***** Texte support *****

Un haut responsable d’une grande organisation humanitaire a déclaré à MintPress News : «Dans les zones où opèrent les forces de sécurité, la situation a toujours été plus stable, et elles ont à plusieurs reprises réprimé les activités du marché noir. Quiconque vous dit que les gangs aident la population est un menteur, voilà ce que je peux vous dire”.
En novembre, Haaretz a rapporté que « L’armée israélienne est consciente du problème. Elle a déclaré qu’à un moment donné, le gouvernement a même envisagé de confier aux clans armés la responsabilité de distribuer l’aide aux habitants de Gaza, même si certains membres de ces clans sont impliqués dans des activités terroristes et affiliés à des organisations extrémistes telles que l’État islamique ».
Telle semble désormais être la stratégie israélienne : faire de ces gangs criminels une milice de remplacement pour supplanter le Hamas. Ce revirement coïncide également avec les initiatives de la Gaza Humanitarian Foundation (GHF), une organisation liée aux États-Unis qui serait impliquée dans des contrats militaires privés, laissant craindre que de tels groupes puissent être sollicités pour coopérer avec ces réseaux armés.
Une source proche des forces de sécurité palestiniennes à Gaza a déclaré à Mint Press News qu’une stratégie similaire a déjà été tentée dans le nord de Gaza, mais que le Hamas, œuvrant avec des habitants sans affiliation politique, a démantelé les réseaux criminels qui commençaient à se former sous la supervision d’Israël.

***** Documents fournis *****

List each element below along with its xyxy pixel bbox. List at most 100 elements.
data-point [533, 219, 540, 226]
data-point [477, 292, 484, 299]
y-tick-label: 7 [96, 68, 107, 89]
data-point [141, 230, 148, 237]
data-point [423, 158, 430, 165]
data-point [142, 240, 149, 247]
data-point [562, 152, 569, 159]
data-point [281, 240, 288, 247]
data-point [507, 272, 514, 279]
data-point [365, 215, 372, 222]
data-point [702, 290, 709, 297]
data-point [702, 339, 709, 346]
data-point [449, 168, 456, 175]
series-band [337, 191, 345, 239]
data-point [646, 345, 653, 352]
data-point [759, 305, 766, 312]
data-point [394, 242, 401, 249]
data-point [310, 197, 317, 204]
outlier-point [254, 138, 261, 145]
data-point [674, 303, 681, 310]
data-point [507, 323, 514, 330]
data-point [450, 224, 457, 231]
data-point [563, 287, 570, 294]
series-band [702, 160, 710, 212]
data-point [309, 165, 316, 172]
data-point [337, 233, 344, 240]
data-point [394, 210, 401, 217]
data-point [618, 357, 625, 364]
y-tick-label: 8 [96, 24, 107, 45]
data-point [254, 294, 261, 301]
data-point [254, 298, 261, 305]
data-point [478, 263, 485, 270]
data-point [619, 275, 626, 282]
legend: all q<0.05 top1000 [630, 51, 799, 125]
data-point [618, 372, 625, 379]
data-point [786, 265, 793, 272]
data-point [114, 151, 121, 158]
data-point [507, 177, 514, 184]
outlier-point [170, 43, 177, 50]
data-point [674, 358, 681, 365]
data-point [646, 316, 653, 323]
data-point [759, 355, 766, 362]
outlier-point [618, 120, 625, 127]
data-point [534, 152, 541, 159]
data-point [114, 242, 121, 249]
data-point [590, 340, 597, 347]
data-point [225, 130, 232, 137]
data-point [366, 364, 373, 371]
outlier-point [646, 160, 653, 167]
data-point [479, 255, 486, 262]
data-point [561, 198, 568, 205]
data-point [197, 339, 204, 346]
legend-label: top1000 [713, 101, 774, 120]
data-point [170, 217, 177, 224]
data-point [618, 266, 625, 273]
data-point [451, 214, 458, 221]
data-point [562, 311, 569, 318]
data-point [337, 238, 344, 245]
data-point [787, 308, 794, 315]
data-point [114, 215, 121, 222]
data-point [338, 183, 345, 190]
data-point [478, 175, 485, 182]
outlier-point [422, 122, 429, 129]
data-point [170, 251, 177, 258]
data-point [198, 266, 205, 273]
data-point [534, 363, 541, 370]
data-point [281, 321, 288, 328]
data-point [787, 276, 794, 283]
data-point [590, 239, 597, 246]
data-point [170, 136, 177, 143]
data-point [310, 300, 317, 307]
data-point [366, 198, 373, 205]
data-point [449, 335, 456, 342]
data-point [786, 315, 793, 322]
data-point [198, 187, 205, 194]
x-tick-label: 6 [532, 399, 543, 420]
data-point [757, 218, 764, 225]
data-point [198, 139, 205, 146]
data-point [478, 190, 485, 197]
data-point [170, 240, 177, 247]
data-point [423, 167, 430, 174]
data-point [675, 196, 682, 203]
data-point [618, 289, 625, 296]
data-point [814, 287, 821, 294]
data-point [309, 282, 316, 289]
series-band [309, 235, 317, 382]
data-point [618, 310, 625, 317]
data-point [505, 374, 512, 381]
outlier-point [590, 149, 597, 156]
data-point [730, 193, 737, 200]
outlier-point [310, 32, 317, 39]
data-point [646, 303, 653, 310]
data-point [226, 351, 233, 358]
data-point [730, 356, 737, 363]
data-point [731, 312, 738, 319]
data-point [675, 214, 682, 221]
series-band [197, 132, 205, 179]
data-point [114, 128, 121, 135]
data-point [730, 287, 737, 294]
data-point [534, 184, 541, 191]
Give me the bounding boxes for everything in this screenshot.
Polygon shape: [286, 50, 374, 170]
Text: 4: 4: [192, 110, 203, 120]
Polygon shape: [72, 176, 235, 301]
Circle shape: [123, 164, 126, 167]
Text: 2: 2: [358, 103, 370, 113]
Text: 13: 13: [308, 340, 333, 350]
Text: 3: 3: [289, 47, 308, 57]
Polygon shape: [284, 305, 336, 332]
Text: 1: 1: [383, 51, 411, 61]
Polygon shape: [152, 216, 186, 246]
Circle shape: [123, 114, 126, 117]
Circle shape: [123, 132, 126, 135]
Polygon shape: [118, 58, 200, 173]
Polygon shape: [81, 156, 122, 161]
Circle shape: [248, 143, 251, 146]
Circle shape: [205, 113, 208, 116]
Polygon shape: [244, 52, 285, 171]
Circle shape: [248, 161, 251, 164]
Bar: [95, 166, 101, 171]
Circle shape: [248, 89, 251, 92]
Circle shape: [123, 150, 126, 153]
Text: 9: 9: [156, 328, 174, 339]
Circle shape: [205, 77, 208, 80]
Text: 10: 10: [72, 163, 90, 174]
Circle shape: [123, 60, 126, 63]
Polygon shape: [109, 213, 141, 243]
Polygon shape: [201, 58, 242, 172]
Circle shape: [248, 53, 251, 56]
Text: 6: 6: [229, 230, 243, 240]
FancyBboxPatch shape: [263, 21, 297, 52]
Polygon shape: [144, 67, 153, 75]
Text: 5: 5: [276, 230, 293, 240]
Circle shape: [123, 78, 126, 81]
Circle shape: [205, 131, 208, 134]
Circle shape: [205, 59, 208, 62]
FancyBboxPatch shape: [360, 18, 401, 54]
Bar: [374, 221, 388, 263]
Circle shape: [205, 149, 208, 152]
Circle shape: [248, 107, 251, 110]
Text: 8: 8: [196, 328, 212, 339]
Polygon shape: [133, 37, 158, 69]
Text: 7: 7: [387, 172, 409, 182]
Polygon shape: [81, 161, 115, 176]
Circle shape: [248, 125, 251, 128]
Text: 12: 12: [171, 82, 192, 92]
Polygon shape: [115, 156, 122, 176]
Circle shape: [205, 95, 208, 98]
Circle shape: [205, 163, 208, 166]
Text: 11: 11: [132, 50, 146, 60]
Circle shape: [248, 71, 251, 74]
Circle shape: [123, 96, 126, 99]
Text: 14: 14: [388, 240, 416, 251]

*****

Pour chacune des affirmations suivantes, dites par oui ou par non si elle concorde avec le texte support, et citez mot pour mot le passage qui tranche.
(a) D’après Haaretz, le gouvernement aurait envisagé de confier aux clans armés la distribution de l’aide aux habitants de Gaza.
(b) La Gaza Humanitarian Foundation est présentée comme une organisation liée au Royaume-Uni.
(c) Selon une source proche des forces de sécurité palestiniennes, la stratégie similaire a été tentée dans le sud de Gaza.

(a) Oui : « le gouvernement a même envisagé de confier aux clans armés la responsabilité de distribuer l’aide aux habitants de Gaza ».
(b) Non : « une organisation liée aux États-Unis ».
(c) Non : « une stratégie similaire a déjà été tentée dans le nord de Gaza ».